====== Information given

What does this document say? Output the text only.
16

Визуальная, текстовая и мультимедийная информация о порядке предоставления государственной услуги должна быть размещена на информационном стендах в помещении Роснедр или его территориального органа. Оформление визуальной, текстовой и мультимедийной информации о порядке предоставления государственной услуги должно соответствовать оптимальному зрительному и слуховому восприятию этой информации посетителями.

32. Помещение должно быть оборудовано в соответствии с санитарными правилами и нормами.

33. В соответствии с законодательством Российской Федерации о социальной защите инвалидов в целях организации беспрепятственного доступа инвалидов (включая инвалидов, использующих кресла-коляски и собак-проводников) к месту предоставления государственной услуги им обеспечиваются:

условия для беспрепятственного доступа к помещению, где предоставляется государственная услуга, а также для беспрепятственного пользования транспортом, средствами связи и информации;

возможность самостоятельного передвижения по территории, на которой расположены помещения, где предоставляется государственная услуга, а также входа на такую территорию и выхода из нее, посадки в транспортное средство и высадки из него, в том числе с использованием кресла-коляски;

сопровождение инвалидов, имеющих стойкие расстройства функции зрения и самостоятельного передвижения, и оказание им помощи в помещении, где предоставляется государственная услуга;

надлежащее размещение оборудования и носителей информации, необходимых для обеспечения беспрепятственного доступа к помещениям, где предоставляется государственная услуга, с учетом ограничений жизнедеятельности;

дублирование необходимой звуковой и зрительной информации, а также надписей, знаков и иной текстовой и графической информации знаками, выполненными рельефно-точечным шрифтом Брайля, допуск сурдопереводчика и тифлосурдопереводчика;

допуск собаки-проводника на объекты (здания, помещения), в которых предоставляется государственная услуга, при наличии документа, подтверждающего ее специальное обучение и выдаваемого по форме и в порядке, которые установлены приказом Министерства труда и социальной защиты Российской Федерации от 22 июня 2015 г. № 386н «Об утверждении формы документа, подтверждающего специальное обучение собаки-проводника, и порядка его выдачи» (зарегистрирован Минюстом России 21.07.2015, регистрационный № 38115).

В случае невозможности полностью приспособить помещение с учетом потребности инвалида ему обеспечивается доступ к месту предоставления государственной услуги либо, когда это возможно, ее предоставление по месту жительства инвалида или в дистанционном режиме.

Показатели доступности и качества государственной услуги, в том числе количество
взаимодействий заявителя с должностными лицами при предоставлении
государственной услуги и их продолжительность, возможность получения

============

*Work instructions*: Every line in the data above that contains "возможность" needs to be copied.

*Completed task*:
возможность самостоятельного передвижения по территории, на которой расположены помещения, где предоставляется государственная услуга, а также входа на такую территорию и выхода из нее, посадки в транспортное средство и высадки из него, в том числе с использованием кресла-коляски;
государственной услуги и их продолжительность, возможность получения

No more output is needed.